--- BEGIN INPUT FOR THIS TASK ---
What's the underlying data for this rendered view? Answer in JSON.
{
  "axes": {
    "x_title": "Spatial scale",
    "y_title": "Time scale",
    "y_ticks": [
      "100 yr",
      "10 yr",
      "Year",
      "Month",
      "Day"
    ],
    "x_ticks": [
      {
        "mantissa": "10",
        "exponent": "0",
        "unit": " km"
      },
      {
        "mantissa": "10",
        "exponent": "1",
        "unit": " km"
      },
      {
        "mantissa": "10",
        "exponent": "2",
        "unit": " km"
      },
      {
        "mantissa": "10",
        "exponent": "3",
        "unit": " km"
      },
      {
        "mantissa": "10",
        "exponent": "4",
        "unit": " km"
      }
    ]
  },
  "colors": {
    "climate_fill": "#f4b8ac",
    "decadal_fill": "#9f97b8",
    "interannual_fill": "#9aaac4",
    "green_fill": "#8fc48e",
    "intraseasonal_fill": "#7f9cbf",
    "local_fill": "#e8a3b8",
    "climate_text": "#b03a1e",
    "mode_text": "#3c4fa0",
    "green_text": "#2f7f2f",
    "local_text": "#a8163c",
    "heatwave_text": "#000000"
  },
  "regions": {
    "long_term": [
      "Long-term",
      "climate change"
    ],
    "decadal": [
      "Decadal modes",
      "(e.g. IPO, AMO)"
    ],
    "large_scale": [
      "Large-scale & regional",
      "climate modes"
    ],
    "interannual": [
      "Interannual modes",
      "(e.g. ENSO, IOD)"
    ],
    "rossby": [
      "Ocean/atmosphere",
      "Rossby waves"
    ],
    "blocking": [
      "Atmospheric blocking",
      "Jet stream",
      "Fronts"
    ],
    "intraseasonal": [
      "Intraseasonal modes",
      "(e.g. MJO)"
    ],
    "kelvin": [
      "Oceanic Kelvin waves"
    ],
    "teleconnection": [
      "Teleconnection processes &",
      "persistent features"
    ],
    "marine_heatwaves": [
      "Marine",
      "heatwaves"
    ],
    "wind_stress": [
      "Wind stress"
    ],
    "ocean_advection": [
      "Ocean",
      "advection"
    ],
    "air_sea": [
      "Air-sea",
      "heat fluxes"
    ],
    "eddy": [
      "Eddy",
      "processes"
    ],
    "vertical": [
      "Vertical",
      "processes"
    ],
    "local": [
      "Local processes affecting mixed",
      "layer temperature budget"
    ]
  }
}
--- END INPUT FOR THIS TASK ---
--- BEGIN INPUT FOR THIS TASK ---
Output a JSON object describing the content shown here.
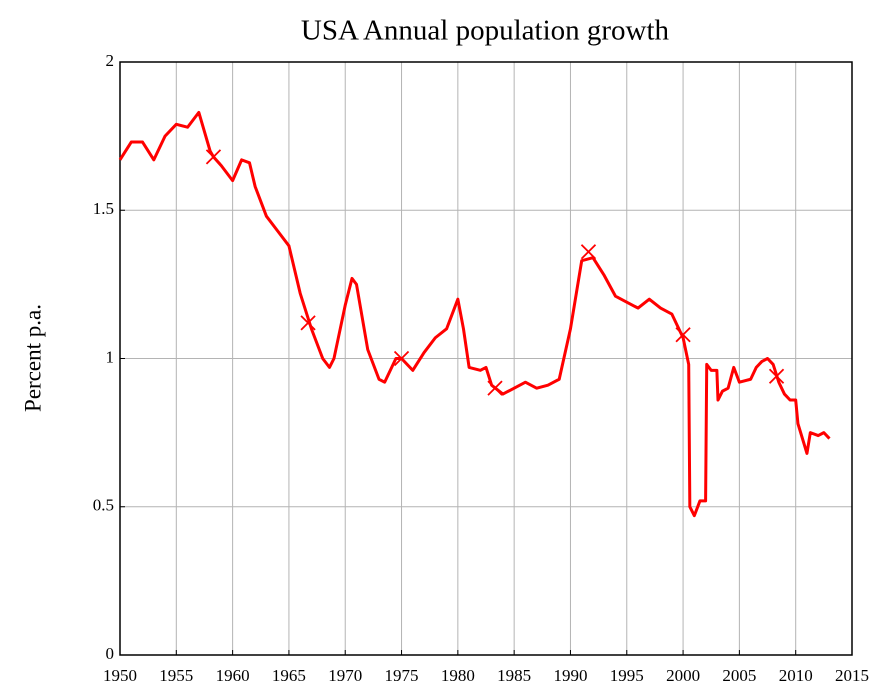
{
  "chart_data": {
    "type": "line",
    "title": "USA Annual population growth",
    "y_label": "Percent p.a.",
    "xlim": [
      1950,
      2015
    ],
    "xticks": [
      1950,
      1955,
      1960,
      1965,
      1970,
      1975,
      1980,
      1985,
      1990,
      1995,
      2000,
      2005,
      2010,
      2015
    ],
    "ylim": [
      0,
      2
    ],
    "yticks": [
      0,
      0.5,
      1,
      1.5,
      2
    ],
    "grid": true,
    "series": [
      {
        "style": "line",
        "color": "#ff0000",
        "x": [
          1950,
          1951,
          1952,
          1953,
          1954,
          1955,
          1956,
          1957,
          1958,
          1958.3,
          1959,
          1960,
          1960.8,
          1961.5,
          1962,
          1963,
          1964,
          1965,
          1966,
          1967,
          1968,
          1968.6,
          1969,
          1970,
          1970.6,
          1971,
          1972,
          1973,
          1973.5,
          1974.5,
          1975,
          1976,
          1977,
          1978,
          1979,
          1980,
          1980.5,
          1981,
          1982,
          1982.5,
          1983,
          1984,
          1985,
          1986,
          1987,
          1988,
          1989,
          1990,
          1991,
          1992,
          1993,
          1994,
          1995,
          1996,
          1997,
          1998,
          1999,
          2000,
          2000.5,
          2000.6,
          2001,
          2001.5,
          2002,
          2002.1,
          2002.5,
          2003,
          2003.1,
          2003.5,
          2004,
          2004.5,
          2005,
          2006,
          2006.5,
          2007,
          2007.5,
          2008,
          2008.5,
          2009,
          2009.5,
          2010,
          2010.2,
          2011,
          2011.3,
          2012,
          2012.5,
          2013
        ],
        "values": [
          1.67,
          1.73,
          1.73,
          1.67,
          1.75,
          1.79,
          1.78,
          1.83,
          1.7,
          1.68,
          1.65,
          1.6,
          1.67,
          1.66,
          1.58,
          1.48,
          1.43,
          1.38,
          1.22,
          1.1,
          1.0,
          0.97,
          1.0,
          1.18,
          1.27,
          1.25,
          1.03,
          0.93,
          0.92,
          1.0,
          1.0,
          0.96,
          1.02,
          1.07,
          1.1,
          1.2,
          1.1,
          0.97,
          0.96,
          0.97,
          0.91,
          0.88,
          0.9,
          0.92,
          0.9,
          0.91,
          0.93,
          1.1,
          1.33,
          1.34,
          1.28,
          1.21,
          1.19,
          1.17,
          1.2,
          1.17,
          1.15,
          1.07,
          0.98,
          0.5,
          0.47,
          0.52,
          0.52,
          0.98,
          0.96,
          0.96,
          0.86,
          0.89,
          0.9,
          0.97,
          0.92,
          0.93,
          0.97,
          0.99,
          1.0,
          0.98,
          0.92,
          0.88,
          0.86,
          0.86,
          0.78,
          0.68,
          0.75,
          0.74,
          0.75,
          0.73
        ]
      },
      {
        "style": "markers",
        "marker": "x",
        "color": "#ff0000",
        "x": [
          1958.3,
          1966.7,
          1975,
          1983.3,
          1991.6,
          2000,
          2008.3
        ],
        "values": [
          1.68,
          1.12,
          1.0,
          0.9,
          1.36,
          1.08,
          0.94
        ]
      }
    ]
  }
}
--- END INPUT FOR THIS TASK ---
--- BEGIN INPUT FOR THIS TASK ---
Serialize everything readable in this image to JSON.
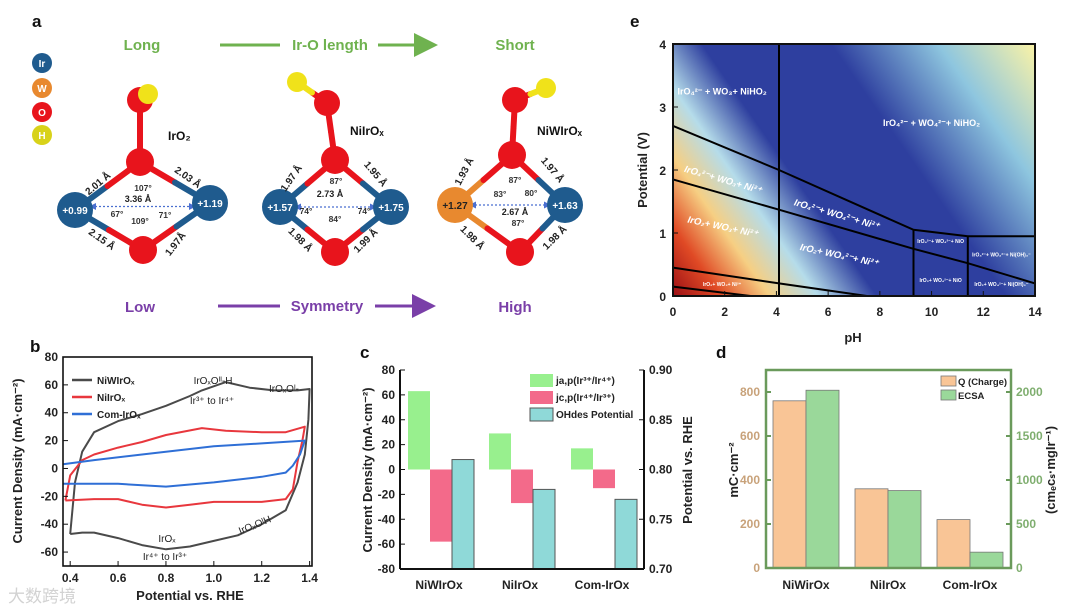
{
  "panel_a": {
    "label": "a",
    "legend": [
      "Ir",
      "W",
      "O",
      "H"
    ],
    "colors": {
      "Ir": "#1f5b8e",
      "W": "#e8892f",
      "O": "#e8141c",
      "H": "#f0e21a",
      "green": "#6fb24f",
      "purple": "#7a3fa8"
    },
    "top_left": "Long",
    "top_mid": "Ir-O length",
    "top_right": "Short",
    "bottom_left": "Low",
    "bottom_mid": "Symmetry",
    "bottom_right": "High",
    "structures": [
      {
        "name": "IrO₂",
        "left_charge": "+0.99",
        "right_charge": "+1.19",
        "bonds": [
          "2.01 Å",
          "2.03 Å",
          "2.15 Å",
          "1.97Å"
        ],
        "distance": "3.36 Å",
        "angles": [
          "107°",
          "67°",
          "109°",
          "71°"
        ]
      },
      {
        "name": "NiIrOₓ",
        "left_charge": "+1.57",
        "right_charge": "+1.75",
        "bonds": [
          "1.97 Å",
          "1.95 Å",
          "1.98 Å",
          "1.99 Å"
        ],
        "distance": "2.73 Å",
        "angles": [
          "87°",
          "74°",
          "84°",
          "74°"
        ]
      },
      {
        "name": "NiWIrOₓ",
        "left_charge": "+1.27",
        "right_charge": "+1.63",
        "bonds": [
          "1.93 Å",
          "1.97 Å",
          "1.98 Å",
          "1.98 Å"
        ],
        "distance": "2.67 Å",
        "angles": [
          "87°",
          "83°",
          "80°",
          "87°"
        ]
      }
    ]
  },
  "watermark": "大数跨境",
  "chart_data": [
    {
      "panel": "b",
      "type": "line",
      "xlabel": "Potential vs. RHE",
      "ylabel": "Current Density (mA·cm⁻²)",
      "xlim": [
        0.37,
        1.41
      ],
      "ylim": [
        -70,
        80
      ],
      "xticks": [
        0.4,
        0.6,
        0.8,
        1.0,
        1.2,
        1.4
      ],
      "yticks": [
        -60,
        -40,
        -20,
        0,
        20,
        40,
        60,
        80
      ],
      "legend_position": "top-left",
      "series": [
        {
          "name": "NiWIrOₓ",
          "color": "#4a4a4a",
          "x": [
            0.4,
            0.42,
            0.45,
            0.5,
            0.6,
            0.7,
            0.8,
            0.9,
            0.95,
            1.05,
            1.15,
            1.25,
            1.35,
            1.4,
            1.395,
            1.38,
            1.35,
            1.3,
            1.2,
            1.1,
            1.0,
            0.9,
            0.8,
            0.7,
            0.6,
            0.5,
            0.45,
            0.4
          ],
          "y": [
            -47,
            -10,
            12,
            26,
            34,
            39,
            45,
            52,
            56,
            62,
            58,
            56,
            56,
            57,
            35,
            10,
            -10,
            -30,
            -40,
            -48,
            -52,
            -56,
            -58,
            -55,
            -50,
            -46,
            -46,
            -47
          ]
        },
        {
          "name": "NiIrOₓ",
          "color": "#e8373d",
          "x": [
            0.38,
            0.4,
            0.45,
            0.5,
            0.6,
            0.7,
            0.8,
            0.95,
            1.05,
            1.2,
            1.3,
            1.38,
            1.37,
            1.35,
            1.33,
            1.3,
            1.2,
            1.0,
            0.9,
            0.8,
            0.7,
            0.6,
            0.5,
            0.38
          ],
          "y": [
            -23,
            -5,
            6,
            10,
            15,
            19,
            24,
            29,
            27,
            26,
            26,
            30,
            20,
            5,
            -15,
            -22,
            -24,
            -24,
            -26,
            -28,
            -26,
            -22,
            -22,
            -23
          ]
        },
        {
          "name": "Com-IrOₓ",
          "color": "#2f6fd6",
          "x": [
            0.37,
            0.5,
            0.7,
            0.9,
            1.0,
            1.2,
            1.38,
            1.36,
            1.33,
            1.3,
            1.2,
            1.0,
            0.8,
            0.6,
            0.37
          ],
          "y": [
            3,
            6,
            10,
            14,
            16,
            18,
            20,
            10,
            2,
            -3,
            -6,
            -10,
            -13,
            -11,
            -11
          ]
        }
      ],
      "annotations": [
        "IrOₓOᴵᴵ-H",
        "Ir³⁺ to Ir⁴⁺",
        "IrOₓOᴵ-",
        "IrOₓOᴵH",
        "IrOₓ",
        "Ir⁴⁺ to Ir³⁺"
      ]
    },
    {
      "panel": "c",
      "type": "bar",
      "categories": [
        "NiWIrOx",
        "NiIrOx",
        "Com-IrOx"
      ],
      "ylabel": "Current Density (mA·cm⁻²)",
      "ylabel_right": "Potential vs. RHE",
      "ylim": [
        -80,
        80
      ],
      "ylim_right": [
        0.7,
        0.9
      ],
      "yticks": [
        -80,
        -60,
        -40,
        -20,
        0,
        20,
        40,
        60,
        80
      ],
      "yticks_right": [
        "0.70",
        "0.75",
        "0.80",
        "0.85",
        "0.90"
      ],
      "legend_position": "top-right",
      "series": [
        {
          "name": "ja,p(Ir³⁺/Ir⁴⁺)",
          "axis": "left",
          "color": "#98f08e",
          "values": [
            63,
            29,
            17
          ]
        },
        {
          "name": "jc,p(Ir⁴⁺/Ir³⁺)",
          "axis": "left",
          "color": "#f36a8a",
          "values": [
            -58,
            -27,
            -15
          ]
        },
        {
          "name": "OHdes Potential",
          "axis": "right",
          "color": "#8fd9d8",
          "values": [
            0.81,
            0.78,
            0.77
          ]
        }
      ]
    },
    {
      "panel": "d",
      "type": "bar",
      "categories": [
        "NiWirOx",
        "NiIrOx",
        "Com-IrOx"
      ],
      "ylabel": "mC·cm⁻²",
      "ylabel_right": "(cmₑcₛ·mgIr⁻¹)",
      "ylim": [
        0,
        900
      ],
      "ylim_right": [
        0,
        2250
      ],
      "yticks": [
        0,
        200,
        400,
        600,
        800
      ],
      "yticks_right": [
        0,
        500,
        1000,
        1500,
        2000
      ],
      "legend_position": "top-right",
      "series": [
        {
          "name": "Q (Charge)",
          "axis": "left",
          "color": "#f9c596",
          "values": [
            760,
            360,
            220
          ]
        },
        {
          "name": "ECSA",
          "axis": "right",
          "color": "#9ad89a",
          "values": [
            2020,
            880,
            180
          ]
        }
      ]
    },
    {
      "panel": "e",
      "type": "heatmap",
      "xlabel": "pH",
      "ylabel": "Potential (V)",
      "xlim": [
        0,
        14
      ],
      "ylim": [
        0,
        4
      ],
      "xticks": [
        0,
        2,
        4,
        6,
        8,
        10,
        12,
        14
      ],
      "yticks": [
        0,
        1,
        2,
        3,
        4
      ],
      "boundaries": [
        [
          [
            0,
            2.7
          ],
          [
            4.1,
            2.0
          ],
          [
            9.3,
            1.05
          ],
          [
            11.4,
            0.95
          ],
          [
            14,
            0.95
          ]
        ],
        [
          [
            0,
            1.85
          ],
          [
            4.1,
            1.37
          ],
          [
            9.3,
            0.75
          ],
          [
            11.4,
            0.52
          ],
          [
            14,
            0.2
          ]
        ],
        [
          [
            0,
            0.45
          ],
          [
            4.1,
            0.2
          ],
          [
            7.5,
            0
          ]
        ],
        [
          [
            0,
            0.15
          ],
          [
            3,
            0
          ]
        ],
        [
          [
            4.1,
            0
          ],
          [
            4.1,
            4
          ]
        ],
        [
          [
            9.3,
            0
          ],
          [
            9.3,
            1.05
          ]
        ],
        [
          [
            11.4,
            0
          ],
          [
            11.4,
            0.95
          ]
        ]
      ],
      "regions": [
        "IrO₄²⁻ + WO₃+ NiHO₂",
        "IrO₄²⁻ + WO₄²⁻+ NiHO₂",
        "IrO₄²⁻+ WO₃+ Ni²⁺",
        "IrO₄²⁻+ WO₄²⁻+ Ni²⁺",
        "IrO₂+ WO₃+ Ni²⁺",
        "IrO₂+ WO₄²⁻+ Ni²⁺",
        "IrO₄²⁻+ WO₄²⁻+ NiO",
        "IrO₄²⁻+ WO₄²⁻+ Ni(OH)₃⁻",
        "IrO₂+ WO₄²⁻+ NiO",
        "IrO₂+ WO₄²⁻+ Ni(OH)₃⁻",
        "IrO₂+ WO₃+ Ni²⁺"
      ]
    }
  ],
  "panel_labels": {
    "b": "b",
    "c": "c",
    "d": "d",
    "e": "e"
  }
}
--- END INPUT FOR THIS TASK ---
TASK INSTRUCTIONS: Go over the records above and tally each line that includes "name". Give the total by itself.

COMPLETED EXERCISE: 11